JOB:
Among the entries below, find the lines with "from" and copy them.

Recorded data:
>> START

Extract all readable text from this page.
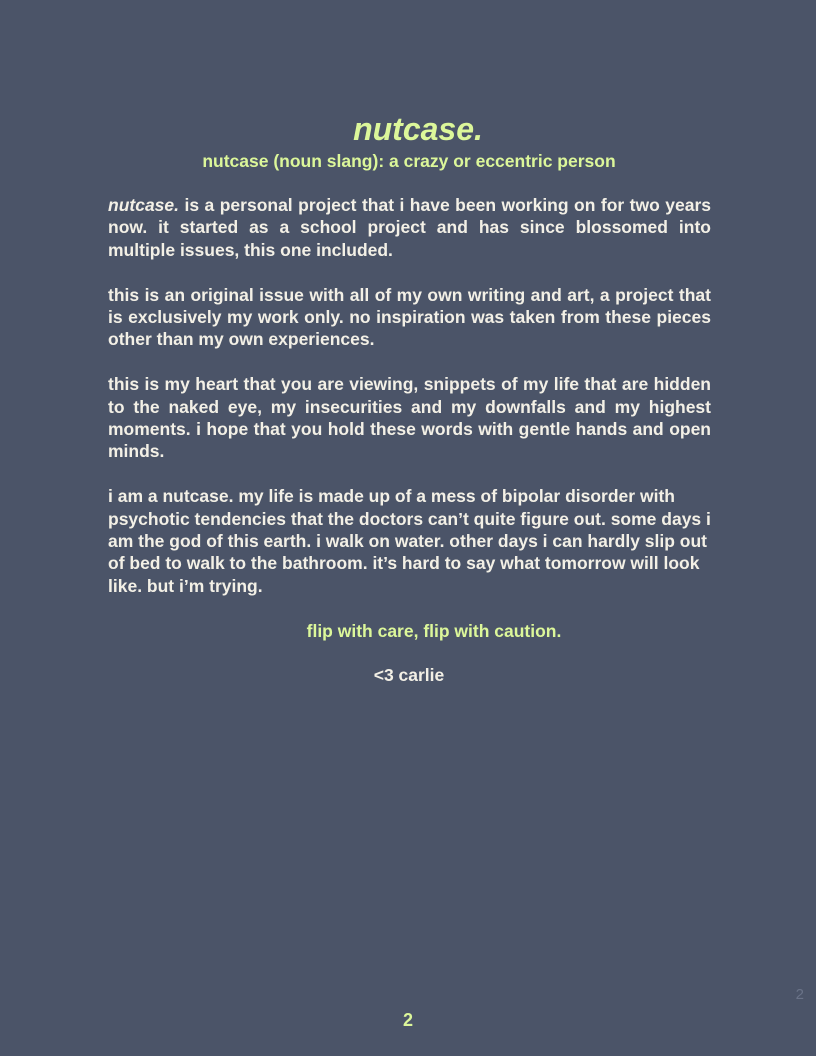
nutcase.

nutcase (noun slang): a crazy or eccentric person

nutcase. is a personal project that i have been working on for two years now. it started as a school project and has since blossomed into multiple issues, this one included.

this is an original issue with all of my own writing and art, a project that is exclusively my work only. no inspiration was taken from these pieces other than my own experiences.

this is my heart that you are viewing, snippets of my life that are hidden to the naked eye, my insecurities and my downfalls and my highest moments. i hope that you hold these words with gentle hands and open minds.

i am a nutcase. my life is made up of a mess of bipolar disorder with psychotic tendencies that the doctors can’t quite figure out. some days i am the god of this earth. i walk on water. other days i can hardly slip out of bed to walk to the bathroom. it’s hard to say what tomorrow will look like. but i’m trying.

flip with care, flip with caution.

<3 carlie

2
2
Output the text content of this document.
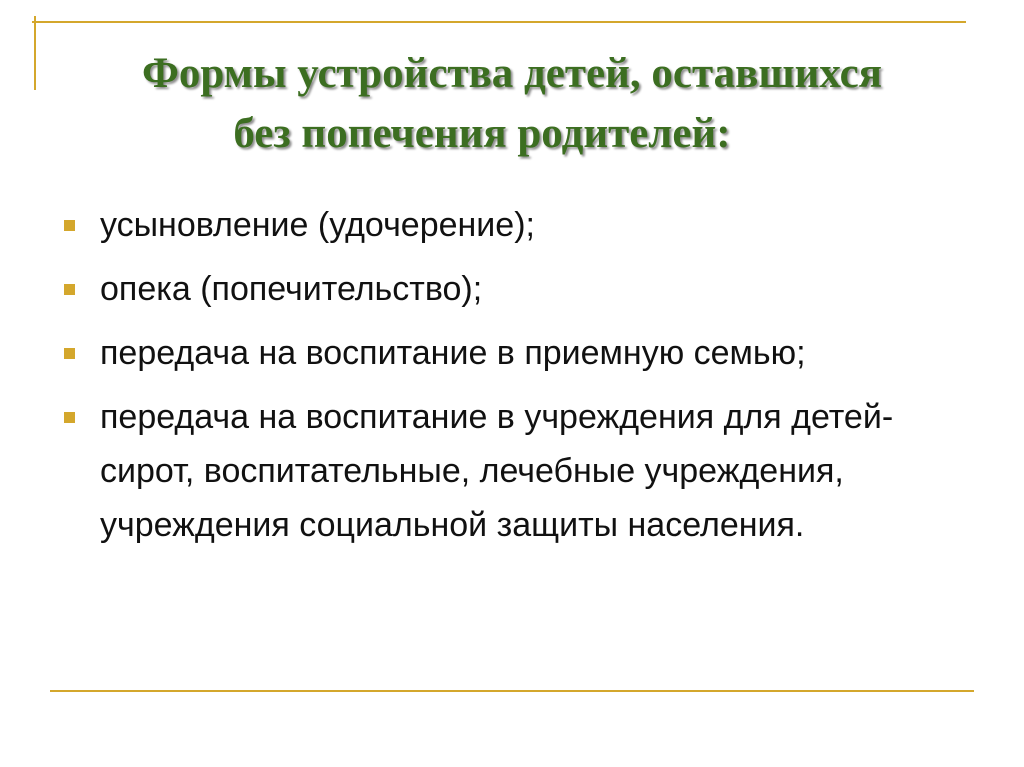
Формы устройства детей, оставшихся
без попечения родителей:
усыновление (удочерение);
опека (попечительство);
передача на воспитание в приемную семью;
передача на воспитание в учреждения для детей-сирот, воспитательные, лечебные учреждения, учреждения социальной защиты населения.
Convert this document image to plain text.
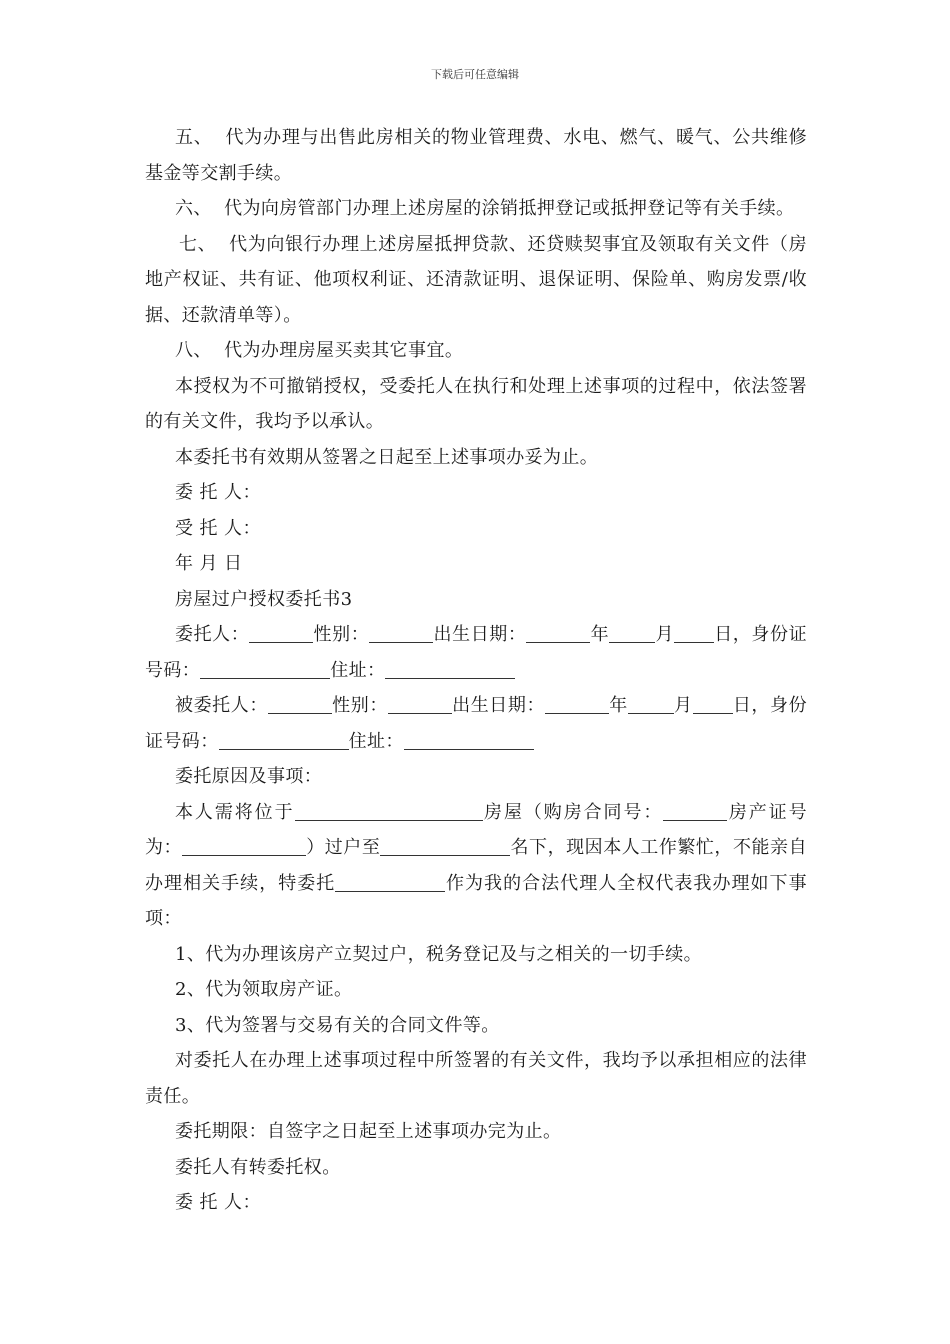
下载后可任意编辑

五、 代为办理与出售此房相关的物业管理费、水电、燃气、暖气、公共维修基金等交割手续。

六、 代为向房管部门办理上述房屋的涂销抵押登记或抵押登记等有关手续。

七、 代为向银行办理上述房屋抵押贷款、还贷赎契事宜及领取有关文件（房地产权证、共有证、他项权利证、还清款证明、退保证明、保险单、购房发票/收据、还款清单等）。

八、 代为办理房屋买卖其它事宜。

本授权为不可撤销授权，受委托人在执行和处理上述事项的过程中，依法签署的有关文件，我均予以承认。

本委托书有效期从签署之日起至上述事项办妥为止。

委 托 人：

受 托 人：

年 月 日

房屋过户授权委托书3

委托人：	性别：	出生日期：	年	月 日，身份证号码：	住址：

被委托人：	性别：	出生日期：	年	月 日，身份证号码：	住址：

委托原因及事项：

本人需将位于	房屋（购房合同号：	房产证号为：	）过户至	名下，现因本人工作繁忙，不能亲自办理相关手续，特委托	作为我的合法代理人全权代表我办理如下事项：

1、代为办理该房产立契过户，税务登记及与之相关的一切手续。

2、代为领取房产证。

3、代为签署与交易有关的合同文件等。

对委托人在办理上述事项过程中所签署的有关文件，我均予以承担相应的法律责任。

委托期限：自签字之日起至上述事项办完为止。

委托人有转委托权。

委 托 人：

>> END

OUTPUT BELOW:
Extract all readable text from this page.
this is an original issue with all of my own writing and art, a project that is exclusively my work only. no inspiration was taken from these pieces other than my own experiences.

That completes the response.